Written problem: Please find all lines in the data that hold the string "name" and copy them.

Records about charts and figures:
╭──
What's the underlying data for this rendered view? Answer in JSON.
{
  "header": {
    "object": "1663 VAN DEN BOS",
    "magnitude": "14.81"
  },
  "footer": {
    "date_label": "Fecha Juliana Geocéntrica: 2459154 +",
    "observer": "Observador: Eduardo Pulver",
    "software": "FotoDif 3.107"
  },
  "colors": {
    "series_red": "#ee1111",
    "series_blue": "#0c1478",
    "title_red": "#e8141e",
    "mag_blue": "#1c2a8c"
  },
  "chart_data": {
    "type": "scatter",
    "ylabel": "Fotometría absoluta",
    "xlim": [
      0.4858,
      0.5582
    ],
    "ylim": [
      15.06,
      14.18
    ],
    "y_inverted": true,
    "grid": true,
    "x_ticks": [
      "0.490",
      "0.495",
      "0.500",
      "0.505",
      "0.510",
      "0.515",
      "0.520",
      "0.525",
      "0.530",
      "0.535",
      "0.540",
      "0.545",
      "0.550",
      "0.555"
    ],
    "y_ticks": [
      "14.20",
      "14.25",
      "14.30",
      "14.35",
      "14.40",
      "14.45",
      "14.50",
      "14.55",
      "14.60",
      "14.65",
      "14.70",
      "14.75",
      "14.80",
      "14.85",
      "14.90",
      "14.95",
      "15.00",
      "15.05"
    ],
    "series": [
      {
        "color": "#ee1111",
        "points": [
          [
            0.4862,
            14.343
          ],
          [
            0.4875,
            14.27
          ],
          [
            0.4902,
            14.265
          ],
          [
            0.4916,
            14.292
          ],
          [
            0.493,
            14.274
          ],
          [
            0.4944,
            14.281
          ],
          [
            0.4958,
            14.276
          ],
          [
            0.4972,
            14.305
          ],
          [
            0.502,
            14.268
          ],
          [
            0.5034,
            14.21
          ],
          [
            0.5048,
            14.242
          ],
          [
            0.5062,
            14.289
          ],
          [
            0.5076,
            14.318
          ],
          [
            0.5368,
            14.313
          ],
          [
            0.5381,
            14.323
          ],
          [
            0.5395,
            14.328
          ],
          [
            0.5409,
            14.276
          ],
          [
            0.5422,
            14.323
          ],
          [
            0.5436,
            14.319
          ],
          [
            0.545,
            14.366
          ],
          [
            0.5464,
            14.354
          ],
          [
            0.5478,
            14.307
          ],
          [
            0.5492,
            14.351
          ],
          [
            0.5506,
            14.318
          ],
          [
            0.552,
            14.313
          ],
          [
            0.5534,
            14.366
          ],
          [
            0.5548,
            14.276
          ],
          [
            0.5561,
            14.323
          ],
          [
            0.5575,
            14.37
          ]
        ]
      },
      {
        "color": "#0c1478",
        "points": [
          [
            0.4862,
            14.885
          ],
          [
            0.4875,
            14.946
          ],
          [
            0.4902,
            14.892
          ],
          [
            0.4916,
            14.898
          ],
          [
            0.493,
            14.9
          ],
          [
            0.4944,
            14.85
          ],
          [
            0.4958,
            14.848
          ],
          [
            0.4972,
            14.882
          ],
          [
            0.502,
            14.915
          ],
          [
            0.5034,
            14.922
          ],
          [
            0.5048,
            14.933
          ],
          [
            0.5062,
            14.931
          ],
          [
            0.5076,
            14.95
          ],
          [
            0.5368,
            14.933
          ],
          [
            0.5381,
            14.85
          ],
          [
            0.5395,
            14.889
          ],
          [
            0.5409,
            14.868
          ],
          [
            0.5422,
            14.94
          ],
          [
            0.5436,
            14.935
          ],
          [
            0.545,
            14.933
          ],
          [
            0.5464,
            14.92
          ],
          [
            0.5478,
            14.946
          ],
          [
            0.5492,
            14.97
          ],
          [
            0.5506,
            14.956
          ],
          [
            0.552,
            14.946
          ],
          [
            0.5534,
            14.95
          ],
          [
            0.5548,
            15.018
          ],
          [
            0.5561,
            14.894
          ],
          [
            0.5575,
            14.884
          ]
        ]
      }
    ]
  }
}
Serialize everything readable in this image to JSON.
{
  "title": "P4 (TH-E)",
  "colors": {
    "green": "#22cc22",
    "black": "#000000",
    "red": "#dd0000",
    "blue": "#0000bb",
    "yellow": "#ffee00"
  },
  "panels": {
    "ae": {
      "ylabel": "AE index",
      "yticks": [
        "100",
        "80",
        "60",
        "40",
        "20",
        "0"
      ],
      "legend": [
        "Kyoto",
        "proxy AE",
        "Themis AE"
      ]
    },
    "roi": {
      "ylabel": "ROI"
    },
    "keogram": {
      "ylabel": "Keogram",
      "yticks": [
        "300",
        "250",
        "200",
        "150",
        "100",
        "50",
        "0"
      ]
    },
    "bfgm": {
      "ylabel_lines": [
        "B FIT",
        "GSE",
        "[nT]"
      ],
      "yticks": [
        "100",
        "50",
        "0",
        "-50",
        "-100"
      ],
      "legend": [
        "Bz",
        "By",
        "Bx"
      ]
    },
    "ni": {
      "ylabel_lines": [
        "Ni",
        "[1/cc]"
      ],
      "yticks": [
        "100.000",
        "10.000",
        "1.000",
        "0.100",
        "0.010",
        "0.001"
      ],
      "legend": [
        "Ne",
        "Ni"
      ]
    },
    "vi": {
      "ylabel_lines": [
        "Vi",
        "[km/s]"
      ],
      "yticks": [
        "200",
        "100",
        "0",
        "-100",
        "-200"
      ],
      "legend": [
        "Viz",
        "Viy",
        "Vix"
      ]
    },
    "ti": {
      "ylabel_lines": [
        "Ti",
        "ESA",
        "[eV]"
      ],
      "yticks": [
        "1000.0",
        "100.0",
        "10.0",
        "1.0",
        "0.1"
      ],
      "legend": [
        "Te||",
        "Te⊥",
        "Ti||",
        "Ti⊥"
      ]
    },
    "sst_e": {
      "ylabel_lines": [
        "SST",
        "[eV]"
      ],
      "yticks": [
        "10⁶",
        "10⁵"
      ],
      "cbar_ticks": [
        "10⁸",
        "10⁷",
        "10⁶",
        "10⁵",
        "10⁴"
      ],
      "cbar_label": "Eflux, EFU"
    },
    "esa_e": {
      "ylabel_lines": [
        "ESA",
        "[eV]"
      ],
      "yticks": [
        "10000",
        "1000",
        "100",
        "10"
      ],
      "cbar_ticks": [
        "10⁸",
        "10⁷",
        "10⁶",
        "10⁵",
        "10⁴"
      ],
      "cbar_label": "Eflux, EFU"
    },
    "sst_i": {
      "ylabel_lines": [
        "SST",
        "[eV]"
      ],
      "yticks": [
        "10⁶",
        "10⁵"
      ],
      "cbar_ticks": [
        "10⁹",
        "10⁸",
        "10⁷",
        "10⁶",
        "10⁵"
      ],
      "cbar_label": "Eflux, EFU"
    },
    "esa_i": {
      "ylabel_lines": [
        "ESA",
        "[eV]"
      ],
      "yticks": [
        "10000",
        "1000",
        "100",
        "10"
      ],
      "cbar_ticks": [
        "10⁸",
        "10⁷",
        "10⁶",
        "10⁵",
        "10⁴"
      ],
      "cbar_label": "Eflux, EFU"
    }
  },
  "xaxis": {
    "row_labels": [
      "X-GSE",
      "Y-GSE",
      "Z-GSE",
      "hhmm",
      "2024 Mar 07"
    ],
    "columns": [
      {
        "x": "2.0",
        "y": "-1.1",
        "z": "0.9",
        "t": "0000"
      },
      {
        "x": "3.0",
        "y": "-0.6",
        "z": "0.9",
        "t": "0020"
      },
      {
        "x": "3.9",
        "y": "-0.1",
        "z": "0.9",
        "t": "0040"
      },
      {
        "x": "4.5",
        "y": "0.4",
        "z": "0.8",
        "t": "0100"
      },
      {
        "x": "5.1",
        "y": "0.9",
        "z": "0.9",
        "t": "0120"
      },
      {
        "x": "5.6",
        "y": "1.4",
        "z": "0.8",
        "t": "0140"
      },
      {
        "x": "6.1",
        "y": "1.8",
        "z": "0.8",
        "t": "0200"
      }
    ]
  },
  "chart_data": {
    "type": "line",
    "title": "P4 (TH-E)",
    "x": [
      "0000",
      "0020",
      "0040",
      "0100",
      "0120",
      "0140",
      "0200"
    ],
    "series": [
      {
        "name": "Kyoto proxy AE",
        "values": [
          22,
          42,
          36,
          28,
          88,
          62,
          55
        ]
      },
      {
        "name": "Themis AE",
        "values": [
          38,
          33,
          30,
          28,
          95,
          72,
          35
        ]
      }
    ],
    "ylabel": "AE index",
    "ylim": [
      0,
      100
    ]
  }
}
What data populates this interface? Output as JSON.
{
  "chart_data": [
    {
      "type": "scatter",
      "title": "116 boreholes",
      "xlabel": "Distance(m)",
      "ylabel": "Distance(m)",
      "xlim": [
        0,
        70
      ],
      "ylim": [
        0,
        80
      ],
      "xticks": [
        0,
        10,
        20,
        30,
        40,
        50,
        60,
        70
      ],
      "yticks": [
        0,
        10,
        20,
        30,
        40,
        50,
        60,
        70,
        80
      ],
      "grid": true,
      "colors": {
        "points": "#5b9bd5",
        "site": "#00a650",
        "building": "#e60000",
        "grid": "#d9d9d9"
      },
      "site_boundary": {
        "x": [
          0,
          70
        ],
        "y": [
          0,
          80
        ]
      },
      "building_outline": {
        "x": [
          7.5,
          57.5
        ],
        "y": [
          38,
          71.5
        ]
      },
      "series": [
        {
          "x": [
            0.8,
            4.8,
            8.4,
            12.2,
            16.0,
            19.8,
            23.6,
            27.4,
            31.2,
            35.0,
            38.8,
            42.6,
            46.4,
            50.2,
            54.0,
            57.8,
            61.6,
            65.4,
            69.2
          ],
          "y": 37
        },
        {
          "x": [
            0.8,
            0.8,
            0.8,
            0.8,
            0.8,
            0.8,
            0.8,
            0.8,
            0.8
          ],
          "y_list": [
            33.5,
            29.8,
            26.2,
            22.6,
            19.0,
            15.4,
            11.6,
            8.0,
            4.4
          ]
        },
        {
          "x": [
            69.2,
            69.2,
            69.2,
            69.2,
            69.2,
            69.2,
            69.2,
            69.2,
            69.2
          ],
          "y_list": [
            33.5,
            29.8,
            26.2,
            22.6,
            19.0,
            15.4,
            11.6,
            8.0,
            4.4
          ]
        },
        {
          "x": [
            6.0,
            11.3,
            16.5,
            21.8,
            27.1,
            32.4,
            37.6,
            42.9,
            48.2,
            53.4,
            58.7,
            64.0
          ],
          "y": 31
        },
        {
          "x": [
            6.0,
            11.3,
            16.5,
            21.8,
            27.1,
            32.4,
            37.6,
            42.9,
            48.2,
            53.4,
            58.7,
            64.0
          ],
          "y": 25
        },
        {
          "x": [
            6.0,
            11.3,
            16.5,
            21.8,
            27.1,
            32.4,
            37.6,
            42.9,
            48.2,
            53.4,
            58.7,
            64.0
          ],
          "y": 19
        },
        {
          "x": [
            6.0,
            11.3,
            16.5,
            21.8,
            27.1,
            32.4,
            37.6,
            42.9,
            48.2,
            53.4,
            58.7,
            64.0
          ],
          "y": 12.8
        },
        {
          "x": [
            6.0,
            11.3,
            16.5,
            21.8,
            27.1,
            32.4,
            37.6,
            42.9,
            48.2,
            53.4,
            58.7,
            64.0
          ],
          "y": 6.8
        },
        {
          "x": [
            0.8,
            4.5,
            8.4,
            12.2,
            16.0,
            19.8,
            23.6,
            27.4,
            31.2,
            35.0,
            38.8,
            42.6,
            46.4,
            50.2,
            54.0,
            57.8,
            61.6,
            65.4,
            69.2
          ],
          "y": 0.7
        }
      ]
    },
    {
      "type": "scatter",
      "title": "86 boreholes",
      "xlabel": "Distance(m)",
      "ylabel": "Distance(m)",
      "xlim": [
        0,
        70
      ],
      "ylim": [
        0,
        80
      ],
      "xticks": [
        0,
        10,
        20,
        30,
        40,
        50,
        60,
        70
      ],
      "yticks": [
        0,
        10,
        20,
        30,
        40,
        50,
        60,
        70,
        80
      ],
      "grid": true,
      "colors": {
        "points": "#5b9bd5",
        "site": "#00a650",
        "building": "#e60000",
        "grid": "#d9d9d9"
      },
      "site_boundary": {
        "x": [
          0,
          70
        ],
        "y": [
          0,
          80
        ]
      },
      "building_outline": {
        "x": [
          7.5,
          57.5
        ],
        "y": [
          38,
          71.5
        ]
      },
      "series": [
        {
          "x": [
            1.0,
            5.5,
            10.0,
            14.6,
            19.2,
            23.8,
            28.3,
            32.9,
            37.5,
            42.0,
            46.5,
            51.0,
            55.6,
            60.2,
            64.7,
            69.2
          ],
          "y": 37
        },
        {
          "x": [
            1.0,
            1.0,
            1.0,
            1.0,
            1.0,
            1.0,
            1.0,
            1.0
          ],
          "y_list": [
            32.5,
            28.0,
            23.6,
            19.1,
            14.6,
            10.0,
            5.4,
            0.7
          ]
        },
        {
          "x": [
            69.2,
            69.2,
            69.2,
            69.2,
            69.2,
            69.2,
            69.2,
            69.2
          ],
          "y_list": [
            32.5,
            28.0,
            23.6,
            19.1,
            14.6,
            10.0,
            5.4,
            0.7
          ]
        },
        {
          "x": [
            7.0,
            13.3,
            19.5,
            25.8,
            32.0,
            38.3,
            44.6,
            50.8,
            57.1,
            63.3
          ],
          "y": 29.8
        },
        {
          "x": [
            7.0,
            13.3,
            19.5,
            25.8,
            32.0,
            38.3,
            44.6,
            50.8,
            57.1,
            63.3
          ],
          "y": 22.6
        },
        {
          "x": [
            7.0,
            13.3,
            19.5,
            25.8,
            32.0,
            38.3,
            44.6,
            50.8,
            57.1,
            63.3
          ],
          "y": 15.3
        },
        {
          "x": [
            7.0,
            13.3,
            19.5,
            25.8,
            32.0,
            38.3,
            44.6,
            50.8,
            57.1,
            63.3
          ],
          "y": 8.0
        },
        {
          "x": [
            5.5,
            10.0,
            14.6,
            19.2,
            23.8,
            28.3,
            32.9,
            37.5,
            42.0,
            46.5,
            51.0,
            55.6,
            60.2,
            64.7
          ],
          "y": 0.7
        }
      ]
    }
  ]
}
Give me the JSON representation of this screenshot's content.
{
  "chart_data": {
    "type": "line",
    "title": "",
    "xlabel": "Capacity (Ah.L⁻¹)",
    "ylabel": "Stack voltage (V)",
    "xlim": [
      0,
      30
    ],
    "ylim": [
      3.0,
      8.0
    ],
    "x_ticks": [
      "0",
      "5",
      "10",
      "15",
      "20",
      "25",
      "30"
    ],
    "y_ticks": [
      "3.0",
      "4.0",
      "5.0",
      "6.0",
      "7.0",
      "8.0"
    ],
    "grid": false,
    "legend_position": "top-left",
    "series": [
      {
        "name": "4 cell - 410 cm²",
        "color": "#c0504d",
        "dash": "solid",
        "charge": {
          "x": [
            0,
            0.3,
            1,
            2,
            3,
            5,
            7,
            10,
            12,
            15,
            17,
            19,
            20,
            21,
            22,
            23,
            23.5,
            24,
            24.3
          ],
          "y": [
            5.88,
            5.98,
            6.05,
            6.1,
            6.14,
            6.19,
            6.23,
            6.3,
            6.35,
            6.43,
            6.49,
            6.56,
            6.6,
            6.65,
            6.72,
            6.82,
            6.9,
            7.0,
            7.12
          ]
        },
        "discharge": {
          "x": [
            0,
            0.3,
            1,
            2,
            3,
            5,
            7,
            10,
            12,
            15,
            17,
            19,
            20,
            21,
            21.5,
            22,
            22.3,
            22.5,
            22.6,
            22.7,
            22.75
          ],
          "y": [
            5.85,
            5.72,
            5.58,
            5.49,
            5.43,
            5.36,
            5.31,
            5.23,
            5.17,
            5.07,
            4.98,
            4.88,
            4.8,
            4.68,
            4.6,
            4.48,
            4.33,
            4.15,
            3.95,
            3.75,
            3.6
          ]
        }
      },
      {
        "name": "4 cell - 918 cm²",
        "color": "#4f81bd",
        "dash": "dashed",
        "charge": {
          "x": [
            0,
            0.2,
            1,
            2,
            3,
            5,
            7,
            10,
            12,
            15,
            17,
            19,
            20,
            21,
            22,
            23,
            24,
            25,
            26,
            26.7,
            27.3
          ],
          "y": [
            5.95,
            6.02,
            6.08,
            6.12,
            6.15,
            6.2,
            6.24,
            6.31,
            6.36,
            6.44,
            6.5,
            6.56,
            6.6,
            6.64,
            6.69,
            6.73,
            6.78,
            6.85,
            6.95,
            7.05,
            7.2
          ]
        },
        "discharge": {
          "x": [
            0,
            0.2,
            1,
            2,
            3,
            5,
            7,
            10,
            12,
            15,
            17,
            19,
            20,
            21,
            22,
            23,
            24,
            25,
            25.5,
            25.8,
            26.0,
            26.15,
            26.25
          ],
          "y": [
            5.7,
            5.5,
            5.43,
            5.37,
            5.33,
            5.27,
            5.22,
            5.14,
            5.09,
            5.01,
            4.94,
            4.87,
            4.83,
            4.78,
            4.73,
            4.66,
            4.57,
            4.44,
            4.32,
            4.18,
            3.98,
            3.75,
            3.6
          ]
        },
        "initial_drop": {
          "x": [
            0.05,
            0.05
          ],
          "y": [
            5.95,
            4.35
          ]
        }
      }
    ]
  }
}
╰──
Final result:
        "name": "Kyoto proxy AE",
        "name": "Themis AE",
        "name": "4 cell - 410 cm²",
        "name": "4 cell - 918 cm²",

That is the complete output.